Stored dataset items
______
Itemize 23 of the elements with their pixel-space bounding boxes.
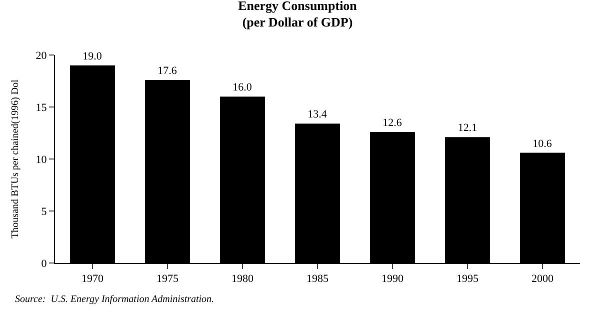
y-tick-label: 15 <box>36 102 48 114</box>
data-label: 10.6 <box>532 138 552 150</box>
data-label: 16.0 <box>232 82 252 94</box>
x-tick-label: 1975 <box>156 273 179 286</box>
x-tick-label: 1990 <box>382 273 404 286</box>
chart-title: Energy Consumption <box>238 0 358 13</box>
x-tick-label: 2000 <box>532 273 554 286</box>
y-tick-label: 0 <box>41 258 48 270</box>
y-tick-label: 20 <box>36 50 48 62</box>
data-label: 12.1 <box>458 122 478 134</box>
x-tick-label: 1995 <box>456 273 479 286</box>
x-tick-label: 1970 <box>82 273 104 286</box>
y-axis-title: Thousand BTUs per chained(1996) Dol <box>10 79 21 238</box>
data-label: 19.0 <box>82 50 102 62</box>
data-label: 12.6 <box>382 116 402 129</box>
x-tick-label: 1980 <box>232 273 254 286</box>
data-label: 17.6 <box>158 64 178 77</box>
x-tick-label: 1985 <box>306 273 329 286</box>
source-note: Source: U.S. Energy Information Administration. <box>15 294 214 305</box>
chart-subtitle: (per Dollar of GDP) <box>242 14 353 30</box>
y-tick-label: 5 <box>41 206 48 218</box>
y-tick-label: 10 <box>36 154 48 166</box>
data-label: 13.4 <box>308 108 328 121</box>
______
# TASK DESCRIPTION
Swap "data-label" for "value-label" in the lines from the one containing "y-tick-label: 15 <box>36 102 48 114</box>" through the one containing "x-tick-label: 1970 <box>82 273 104 286</box>", and give back only those lines with nothing else changed.

# RIGHT ANSWER
y-tick-label: 15 <box>36 102 48 114</box>
value-label: 10.6 <box>532 138 552 150</box>
value-label: 16.0 <box>232 82 252 94</box>
x-tick-label: 1975 <box>156 273 179 286</box>
x-tick-label: 1990 <box>382 273 404 286</box>
chart-title: Energy Consumption <box>238 0 358 13</box>
x-tick-label: 2000 <box>532 273 554 286</box>
y-tick-label: 0 <box>41 258 48 270</box>
y-tick-label: 20 <box>36 50 48 62</box>
value-label: 12.1 <box>458 122 478 134</box>
x-tick-label: 1995 <box>456 273 479 286</box>
x-tick-label: 1970 <box>82 273 104 286</box>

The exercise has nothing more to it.